▽
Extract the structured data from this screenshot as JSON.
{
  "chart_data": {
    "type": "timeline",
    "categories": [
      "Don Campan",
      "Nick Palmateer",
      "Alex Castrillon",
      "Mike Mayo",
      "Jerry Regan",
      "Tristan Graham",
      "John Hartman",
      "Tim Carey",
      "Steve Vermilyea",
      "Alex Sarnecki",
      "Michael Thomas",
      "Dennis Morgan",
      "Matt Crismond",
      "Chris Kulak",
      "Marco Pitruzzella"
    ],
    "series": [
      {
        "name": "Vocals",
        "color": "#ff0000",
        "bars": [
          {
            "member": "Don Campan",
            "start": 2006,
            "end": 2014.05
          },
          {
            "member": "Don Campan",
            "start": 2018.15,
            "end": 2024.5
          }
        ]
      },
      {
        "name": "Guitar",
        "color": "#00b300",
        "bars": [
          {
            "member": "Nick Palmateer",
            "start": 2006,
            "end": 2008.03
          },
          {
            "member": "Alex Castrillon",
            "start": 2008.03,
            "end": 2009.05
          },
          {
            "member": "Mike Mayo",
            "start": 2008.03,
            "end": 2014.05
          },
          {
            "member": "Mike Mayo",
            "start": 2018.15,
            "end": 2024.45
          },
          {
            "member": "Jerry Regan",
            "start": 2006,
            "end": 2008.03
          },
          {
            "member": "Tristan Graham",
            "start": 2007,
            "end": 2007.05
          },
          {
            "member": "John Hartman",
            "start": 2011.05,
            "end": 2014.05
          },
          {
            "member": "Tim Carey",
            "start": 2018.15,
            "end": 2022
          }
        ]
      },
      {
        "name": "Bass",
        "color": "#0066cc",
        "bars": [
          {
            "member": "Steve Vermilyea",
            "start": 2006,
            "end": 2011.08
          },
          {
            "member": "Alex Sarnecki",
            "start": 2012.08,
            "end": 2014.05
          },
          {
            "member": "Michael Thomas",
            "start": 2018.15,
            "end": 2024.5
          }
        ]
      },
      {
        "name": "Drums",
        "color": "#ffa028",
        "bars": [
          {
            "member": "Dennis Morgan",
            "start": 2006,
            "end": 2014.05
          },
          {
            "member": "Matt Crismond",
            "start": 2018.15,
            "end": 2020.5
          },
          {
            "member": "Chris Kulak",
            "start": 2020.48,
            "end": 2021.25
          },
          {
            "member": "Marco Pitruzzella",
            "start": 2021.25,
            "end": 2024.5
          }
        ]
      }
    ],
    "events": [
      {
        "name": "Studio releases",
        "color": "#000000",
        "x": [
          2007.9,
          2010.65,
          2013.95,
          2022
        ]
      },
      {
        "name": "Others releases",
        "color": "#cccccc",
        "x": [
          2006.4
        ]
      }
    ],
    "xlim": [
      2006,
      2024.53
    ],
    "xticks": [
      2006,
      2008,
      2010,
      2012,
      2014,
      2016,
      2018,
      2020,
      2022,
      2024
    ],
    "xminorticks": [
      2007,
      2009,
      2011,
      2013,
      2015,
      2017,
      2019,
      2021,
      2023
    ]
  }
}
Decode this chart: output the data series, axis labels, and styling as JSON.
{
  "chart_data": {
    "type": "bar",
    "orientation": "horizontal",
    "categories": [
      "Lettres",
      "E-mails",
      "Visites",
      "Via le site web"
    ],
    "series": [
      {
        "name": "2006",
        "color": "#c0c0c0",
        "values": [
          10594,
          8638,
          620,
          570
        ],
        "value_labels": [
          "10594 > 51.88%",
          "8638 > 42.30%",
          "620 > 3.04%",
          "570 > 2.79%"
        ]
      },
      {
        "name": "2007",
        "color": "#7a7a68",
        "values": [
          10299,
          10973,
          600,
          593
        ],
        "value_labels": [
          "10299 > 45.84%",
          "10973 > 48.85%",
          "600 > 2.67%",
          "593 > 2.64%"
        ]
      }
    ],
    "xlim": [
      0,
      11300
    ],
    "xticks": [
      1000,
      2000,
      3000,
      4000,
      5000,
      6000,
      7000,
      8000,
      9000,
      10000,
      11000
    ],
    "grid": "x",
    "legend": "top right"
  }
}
△
Filter out every line that lacks the word "releases", and copy the rest.

* _The solution_:
        "name": "Studio releases",
        "name": "Others releases",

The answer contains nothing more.